*** Exercise material ***

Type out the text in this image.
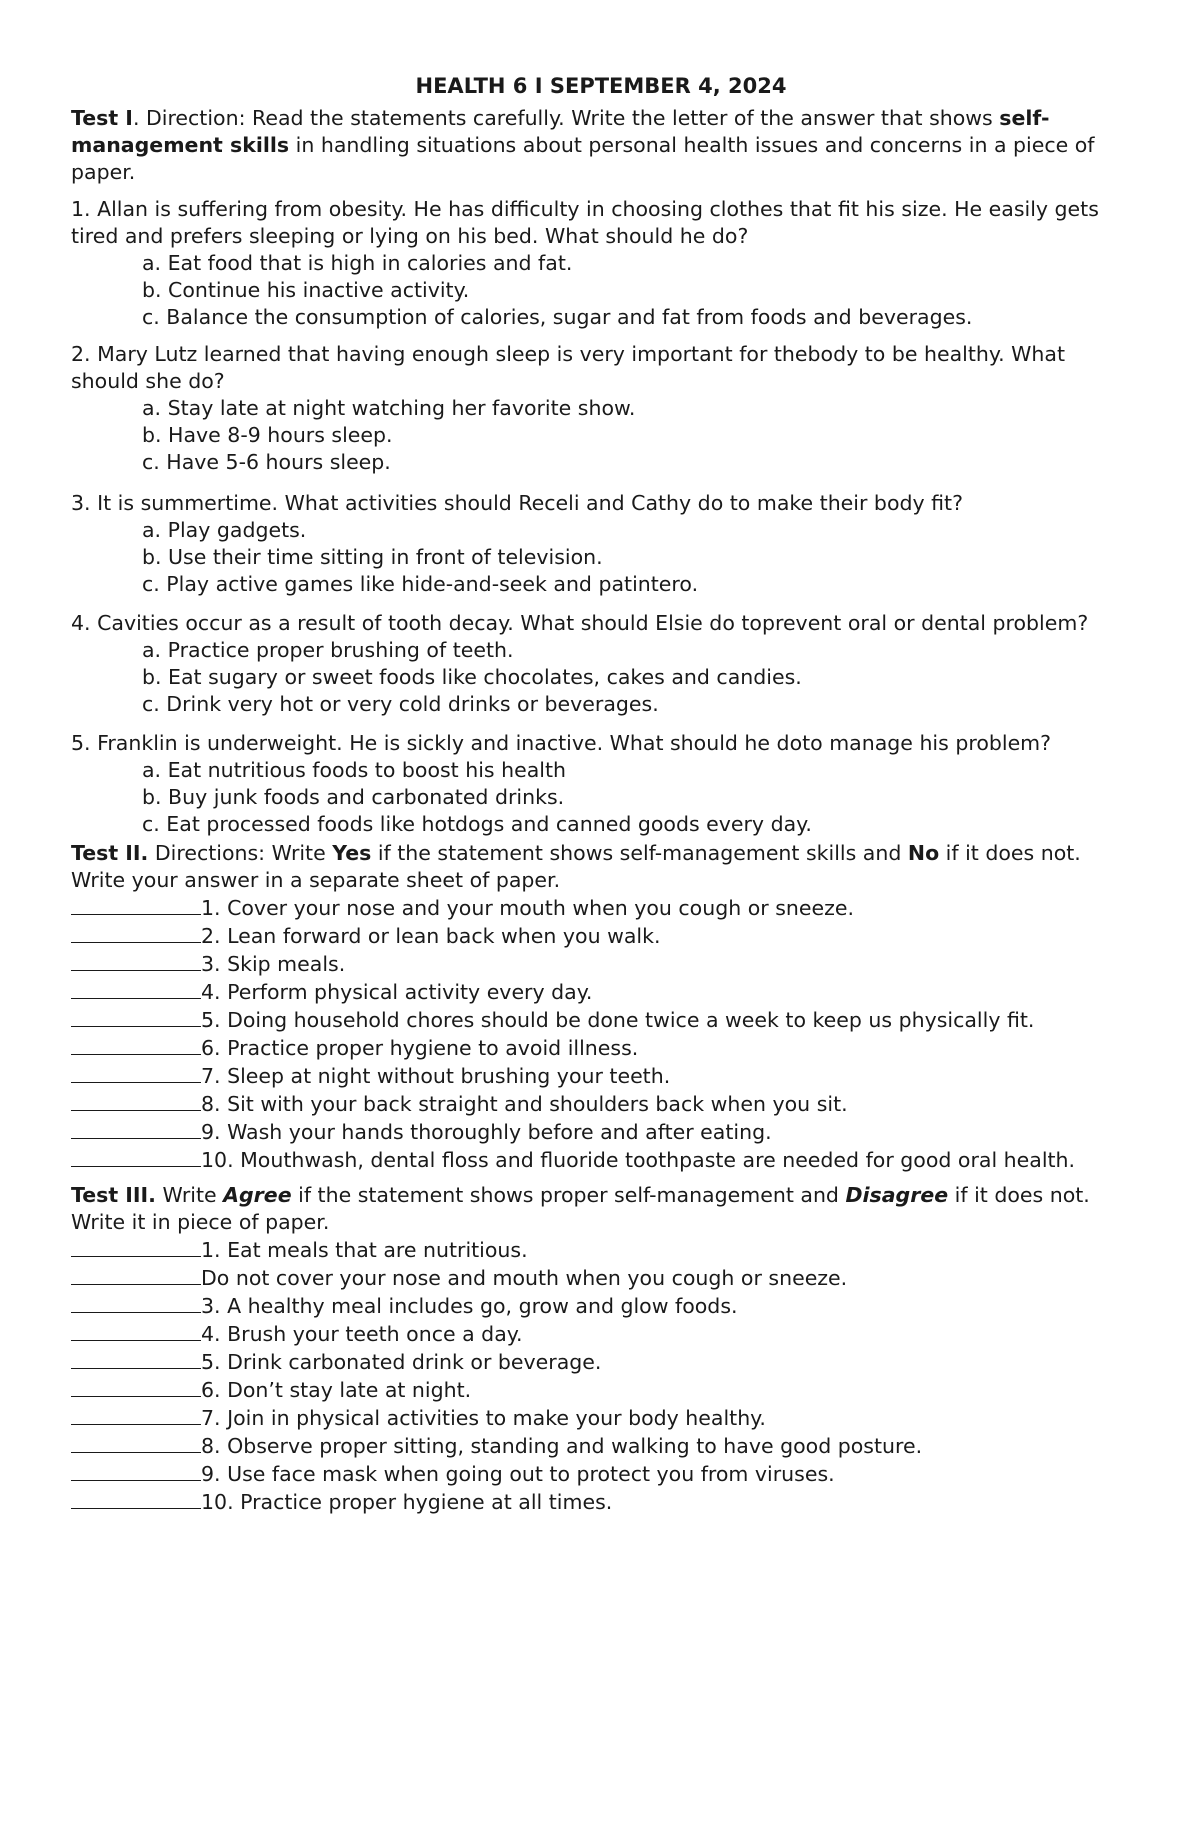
HEALTH 6 I SEPTEMBER 4, 2024

Test I. Direction: Read the statements carefully. Write the letter of the answer that shows self-management skills in handling situations about personal health issues and concerns in a piece of paper.

1. Allan is suffering from obesity. He has difficulty in choosing clothes that fit his size. He easily gets tired and prefers sleeping or lying on his bed. What should he do?

a. Eat food that is high in calories and fat.
b. Continue his inactive activity.
c. Balance the consumption of calories, sugar and fat from foods and beverages.

2. Mary Lutz learned that having enough sleep is very important for thebody to be healthy. What should she do?

a. Stay late at night watching her favorite show.
b. Have 8-9 hours sleep.
c. Have 5-6 hours sleep.

3. It is summertime. What activities should Receli and Cathy do to make their body fit?

a. Play gadgets.
b. Use their time sitting in front of television.
c. Play active games like hide-and-seek and patintero.

4. Cavities occur as a result of tooth decay. What should Elsie do toprevent oral or dental problem?

a. Practice proper brushing of teeth.
b. Eat sugary or sweet foods like chocolates, cakes and candies.
c. Drink very hot or very cold drinks or beverages.

5. Franklin is underweight. He is sickly and inactive. What should he doto manage his problem?

a. Eat nutritious foods to boost his health
b. Buy junk foods and carbonated drinks.
c. Eat processed foods like hotdogs and canned goods every day.

Test II. Directions: Write Yes if the statement shows self-management skills and No if it does not. Write your answer in a separate sheet of paper.

1. Cover your nose and your mouth when you cough or sneeze.
2. Lean forward or lean back when you walk.
3. Skip meals.
4. Perform physical activity every day.
5. Doing household chores should be done twice a week to keep us physically fit.
6. Practice proper hygiene to avoid illness.
7. Sleep at night without brushing your teeth.
8. Sit with your back straight and shoulders back when you sit.
9. Wash your hands thoroughly before and after eating.
10. Mouthwash, dental floss and fluoride toothpaste are needed for good oral health.

Test III. Write Agree if the statement shows proper self-management and Disagree if it does not. Write it in piece of paper.

1. Eat meals that are nutritious.
Do not cover your nose and mouth when you cough or sneeze.
3. A healthy meal includes go, grow and glow foods.
4. Brush your teeth once a day.
5. Drink carbonated drink or beverage.
6. Don’t stay late at night.
7. Join in physical activities to make your body healthy.
8. Observe proper sitting, standing and walking to have good posture.
9. Use face mask when going out to protect you from viruses.
10. Practice proper hygiene at all times.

*** End of Exercise material ***

● **The problem**
Copy each line above where the string "does" occurs.

● **Result of the exercise**
Test II. Directions: Write Yes if the statement shows self-management skills and No if it does not. Write your answer in a separate sheet of paper.
Test III. Write Agree if the statement shows proper self-management and Disagree if it does not. Write it in piece of paper.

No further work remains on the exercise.